Crate aurora_semantic

Crate aurora_semantic 

Source
Expand description

§Aurora Semantic

A local, embedded semantic search engine for source code, designed to be bundled directly inside desktop IDEs.

§Features

  • Workspace Indexing: Index entire codebases with progress reporting
  • Smart Chunking: Extract meaningful code segments (functions, classes, etc.)
  • Ignore Rules: Respect .gitignore and custom patterns
  • Persistent Indexes: Save and reload indexes efficiently
  • Lexical Search: Fast keyword-based search using Tantivy
  • Semantic Search: ONNX-based embedding similarity search
  • Hybrid Search: Combined lexical and semantic search

§Quick Start

use aurora_semantic::{Engine, EngineConfig, WorkspaceConfig, SearchQuery, ModelConfig};
use std::path::PathBuf;

#[tokio::main]
async fn main() -> aurora_semantic::Result<()> {
    // Load your ONNX model
    let model = ModelConfig::from_directory("./models/jina-code").load()?;

    // Create engine
    let config = EngineConfig::new(PathBuf::from(".aurora"));
    let engine = Engine::with_embedder(config, model)?;

    // Index a workspace
    let ws_config = WorkspaceConfig::new(PathBuf::from("./my-project"));
    let workspace_id = engine.index_workspace(ws_config, None).await?;

    // Search for code
    let results = engine.search_text(&workspace_id, "authentication")?;

    for result in results {
        println!("{}: {} (score: {:.2})",
            result.document.relative_path.display(),
            result.chunk.symbol_name.as_deref().unwrap_or("unknown"),
            result.score
        );
    }

    Ok(())
}

§Using Your Own ONNX Model

Aurora uses ONNX Runtime for embedding generation. To use semantic search:

  1. Download an ONNX model (e.g., jina-embeddings-v2-base-code)
  2. Place model.onnx and tokenizer.json in a directory
  3. Point Aurora to that directory
use aurora_semantic::{ModelConfig, OnnxEmbedder};

// Load from directory
let embedder = OnnxEmbedder::from_directory("./models/jina-code")?;

// Or with custom settings
let embedder = ModelConfig::from_directory("./models/jina-code")
    .with_max_length(8192)  // Jina supports 8k context
    .load()?;

Structs§

Chunk
A chunk of source code extracted from a document.
ChunkId
Unique identifier for a chunk within a document.
ChunkingConfig
Configuration for code chunking.

» **Given information**
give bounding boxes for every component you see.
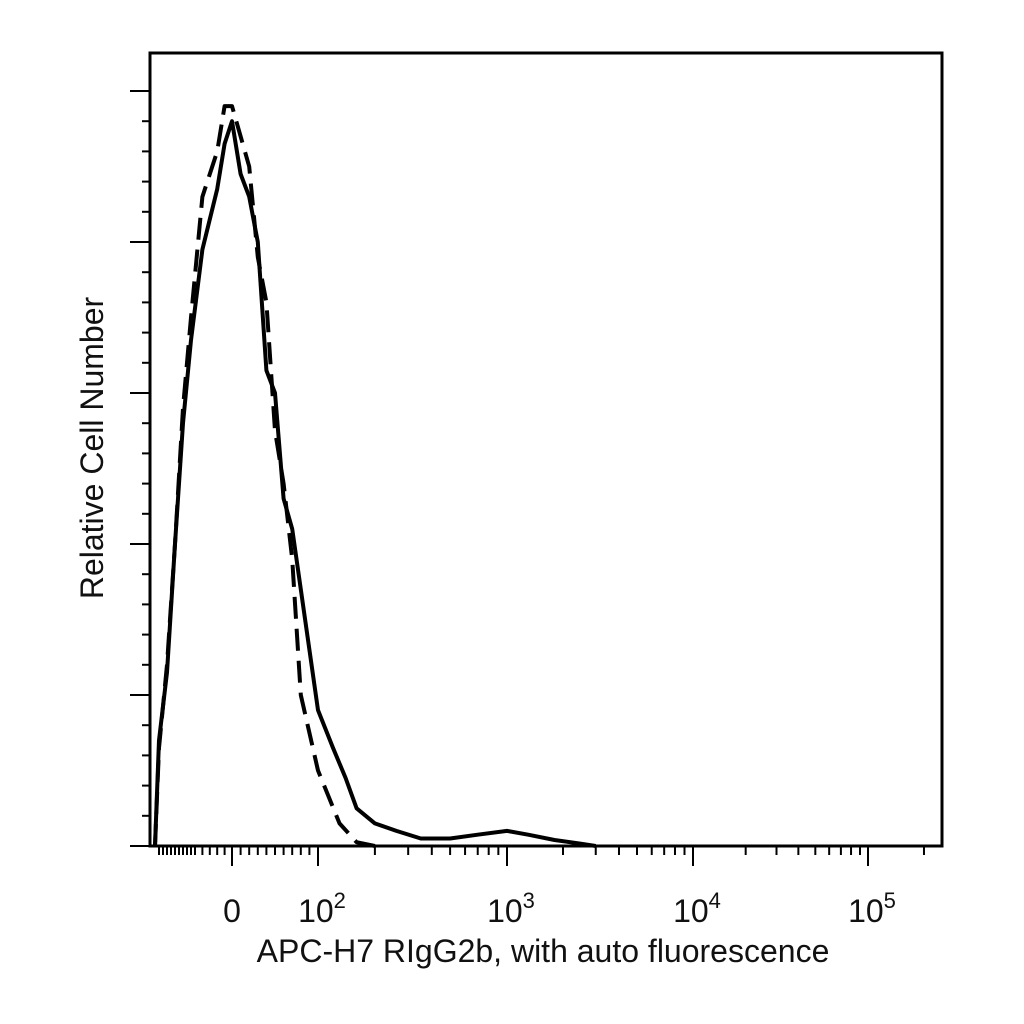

» **Written task A**
In the aurora_semantic crate page, what library does the lexical search feature use?
» **Written task B**
Extend the aurora_semantic crate page from the point where it stops.
The material above stands apart from the aurora_semantic crate page.

» **Answer A**
Tantivy.

» **Answer B**
DefaultChunker
Default chunker using regex-based parsing.
DiskStorage
File-based storage implementation.
Document
Represents a source code document.
DocumentId
Unique identifier for a document (source file).
EmbeddingConfig
Configuration for embedding generation.
Engine
The main semantic search engine.
EngineConfig
Main configuration for the semantic search engine.
ExecutionProviderInfo
Information about the execution provider (CPU/GPU) being used.
FileFilter
File filter for determining which files to index.
FileWalker
Walk a directory and yield files that should be indexed.
HashEmbedder
Simple hash-based embedder for testing (no model required).
Highlight
A highlighted portion of text showing a match.
IgnoreConfig
Configuration for ignore patterns.
IndexProgress
Progress information during indexing.
JinaCodeConfig
Configuration for loading a Jina Code Embeddings model.
JinaCodeEmbedder
Jina Code Embeddings 1.5B specialized embedder.
LanguageStats
Statistics for a single language in a workspace.
ModelConfig
Configuration for loading an embedding model.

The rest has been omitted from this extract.